To do:
Which lines in the records below contain the word "sich"? Copy each one out.

───

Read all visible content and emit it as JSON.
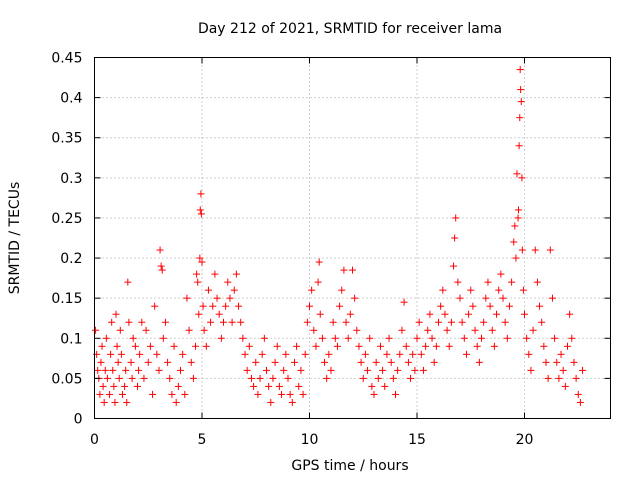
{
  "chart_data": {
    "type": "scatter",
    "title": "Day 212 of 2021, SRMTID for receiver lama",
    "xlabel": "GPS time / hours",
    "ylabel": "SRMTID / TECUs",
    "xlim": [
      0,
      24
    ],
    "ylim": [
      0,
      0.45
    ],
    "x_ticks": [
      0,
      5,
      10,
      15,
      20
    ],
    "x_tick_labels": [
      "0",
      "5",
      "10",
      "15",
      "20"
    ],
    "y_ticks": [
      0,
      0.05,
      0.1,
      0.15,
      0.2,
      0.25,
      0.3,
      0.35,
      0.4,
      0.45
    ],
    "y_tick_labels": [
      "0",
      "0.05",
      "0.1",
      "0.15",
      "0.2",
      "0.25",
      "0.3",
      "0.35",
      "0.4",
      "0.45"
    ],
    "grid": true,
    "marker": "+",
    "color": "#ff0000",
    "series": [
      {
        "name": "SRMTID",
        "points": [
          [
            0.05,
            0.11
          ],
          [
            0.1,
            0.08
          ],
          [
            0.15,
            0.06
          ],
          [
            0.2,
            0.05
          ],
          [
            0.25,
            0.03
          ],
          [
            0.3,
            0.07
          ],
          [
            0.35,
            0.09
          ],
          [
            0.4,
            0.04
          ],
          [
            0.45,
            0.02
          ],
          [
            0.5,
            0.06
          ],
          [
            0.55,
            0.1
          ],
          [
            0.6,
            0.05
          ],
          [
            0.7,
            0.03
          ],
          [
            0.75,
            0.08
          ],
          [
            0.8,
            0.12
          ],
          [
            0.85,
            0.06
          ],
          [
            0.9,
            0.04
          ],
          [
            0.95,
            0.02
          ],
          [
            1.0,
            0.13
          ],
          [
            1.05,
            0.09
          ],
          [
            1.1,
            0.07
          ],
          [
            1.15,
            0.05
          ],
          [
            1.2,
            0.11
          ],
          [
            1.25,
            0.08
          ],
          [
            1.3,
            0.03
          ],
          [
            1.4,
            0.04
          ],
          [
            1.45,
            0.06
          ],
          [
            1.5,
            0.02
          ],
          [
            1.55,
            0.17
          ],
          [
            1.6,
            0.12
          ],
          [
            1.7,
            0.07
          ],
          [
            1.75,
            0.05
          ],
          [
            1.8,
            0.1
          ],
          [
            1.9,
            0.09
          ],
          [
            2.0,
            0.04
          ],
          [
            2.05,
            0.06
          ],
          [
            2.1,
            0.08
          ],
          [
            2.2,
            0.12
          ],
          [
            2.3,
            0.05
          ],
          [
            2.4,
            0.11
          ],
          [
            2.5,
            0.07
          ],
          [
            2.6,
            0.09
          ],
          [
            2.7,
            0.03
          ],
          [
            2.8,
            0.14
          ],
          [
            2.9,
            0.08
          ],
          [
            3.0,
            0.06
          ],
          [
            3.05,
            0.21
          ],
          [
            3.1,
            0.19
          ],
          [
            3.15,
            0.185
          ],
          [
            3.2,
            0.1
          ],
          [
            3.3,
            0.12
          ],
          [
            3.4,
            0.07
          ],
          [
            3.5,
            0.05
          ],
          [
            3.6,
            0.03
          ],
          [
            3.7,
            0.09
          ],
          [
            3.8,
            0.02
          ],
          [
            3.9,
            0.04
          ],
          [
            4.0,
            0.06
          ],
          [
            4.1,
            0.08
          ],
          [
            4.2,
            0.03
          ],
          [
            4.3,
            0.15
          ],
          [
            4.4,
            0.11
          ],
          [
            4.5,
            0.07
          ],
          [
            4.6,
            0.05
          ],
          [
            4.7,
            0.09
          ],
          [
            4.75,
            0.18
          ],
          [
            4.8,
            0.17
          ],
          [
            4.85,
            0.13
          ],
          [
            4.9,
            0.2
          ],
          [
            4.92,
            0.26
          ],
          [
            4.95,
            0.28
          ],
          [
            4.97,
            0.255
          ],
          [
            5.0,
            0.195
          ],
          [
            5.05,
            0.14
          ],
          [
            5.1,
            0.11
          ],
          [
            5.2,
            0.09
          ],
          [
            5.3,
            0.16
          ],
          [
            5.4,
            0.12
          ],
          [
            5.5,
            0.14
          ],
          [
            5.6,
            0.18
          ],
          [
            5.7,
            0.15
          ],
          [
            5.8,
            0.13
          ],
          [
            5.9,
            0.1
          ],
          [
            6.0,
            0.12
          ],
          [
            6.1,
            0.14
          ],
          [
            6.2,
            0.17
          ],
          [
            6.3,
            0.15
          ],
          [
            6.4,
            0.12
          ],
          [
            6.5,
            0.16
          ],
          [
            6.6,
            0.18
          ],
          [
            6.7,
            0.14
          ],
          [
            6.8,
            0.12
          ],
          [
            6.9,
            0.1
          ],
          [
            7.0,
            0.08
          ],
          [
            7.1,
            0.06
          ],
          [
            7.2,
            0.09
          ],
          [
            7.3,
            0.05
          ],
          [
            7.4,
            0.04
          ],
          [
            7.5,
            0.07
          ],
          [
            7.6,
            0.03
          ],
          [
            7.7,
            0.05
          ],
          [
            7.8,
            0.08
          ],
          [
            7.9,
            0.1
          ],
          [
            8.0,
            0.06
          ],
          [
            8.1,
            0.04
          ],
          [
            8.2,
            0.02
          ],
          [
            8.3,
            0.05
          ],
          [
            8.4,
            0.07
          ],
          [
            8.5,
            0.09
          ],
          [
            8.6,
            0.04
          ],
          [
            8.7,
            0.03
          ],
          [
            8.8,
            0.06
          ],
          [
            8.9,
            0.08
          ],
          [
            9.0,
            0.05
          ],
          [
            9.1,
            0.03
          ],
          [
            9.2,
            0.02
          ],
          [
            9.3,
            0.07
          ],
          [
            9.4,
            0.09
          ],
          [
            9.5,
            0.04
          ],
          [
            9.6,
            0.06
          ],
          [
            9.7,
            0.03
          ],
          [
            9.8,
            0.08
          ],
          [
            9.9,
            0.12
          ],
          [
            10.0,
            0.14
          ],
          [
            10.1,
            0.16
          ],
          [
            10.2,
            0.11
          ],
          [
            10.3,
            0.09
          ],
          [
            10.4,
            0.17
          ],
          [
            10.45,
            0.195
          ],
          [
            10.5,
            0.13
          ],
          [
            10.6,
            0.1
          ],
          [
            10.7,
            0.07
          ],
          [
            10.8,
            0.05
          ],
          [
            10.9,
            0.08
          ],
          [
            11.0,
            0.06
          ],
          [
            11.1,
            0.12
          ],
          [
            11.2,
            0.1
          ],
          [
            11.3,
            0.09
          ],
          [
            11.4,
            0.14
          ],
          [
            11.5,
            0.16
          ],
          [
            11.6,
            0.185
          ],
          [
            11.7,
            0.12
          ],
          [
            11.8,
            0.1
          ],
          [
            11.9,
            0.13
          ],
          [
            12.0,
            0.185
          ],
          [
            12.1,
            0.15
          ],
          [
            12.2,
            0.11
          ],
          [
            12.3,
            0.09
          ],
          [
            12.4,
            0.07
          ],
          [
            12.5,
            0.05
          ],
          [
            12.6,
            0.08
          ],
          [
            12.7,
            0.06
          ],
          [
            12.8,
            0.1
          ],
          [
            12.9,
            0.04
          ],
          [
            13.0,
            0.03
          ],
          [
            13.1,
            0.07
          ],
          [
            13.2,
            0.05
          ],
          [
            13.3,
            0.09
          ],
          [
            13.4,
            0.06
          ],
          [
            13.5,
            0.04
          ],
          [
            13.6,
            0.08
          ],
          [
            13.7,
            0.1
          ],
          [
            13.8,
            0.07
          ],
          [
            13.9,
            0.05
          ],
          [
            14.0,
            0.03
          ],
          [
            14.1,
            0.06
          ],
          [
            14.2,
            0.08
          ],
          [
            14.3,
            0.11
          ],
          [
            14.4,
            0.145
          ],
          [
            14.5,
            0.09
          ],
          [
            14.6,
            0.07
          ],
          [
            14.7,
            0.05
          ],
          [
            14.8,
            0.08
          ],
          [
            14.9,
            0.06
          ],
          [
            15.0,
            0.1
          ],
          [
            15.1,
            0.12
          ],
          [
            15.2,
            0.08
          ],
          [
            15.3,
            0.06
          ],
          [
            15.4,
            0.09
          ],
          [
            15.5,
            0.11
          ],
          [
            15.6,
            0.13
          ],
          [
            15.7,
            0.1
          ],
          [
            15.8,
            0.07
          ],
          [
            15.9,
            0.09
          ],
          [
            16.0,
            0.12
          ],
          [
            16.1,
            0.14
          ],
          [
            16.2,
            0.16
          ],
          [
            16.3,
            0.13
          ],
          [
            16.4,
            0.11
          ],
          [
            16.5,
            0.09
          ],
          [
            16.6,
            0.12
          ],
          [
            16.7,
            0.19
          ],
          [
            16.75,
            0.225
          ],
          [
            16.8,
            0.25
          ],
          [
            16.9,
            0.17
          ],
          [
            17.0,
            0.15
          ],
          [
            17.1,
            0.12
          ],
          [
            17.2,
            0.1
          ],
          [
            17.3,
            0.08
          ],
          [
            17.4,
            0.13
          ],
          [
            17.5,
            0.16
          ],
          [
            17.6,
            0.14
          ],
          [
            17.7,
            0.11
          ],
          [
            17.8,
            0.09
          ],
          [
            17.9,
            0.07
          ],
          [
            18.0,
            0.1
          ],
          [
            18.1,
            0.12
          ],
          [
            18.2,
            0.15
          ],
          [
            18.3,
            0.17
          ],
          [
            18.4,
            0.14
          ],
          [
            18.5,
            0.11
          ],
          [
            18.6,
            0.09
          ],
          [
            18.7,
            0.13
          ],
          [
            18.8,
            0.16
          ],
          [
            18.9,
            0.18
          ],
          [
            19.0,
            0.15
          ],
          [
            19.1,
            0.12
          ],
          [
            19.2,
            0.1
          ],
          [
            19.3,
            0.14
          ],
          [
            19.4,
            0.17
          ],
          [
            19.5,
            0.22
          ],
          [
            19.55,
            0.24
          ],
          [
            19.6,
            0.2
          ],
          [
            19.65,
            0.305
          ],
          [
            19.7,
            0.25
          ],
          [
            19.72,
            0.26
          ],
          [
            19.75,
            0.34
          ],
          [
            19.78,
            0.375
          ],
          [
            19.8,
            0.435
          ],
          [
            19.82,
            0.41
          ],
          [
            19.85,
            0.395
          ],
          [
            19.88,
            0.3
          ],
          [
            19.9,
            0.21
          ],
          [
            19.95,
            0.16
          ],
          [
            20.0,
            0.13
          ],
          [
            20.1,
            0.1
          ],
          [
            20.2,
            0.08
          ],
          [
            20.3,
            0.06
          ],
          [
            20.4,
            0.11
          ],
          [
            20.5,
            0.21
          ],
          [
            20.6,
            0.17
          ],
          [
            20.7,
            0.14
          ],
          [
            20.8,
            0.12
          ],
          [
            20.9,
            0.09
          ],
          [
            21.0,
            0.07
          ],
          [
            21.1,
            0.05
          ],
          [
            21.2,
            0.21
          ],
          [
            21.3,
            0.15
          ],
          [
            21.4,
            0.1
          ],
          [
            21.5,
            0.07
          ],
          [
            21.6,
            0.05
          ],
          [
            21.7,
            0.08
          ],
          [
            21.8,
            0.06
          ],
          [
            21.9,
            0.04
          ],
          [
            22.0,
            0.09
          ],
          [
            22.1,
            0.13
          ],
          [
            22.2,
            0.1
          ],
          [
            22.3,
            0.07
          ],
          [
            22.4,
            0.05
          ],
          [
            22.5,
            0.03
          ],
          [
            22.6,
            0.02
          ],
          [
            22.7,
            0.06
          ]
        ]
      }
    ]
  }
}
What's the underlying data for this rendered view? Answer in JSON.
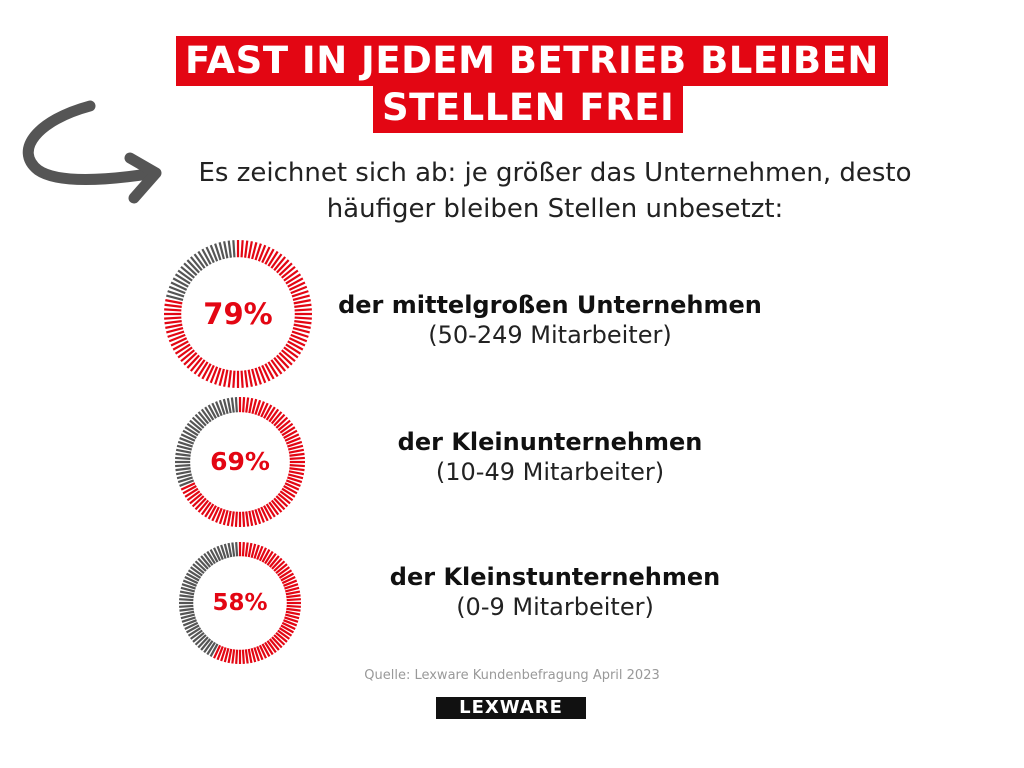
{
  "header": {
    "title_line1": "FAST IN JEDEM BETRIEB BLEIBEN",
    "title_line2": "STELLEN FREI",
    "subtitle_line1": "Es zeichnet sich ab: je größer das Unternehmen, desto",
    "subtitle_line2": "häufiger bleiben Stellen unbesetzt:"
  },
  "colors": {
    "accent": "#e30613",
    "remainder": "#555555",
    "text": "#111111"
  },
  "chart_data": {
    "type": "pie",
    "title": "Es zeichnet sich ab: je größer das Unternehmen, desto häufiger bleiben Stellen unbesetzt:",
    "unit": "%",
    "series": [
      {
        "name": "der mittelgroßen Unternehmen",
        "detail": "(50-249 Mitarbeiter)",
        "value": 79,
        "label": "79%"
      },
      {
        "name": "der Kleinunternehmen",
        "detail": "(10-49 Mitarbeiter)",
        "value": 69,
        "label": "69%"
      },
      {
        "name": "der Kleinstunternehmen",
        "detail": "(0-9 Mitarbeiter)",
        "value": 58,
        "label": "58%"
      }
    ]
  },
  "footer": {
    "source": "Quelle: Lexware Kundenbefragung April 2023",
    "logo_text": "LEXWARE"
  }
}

───

Exercise response:
    "subtitle_line1": "Es zeichnet sich ab: je größer das Unternehmen, desto",
    "title": "Es zeichnet sich ab: je größer das Unternehmen, desto häufiger bleiben Stellen unbesetzt:",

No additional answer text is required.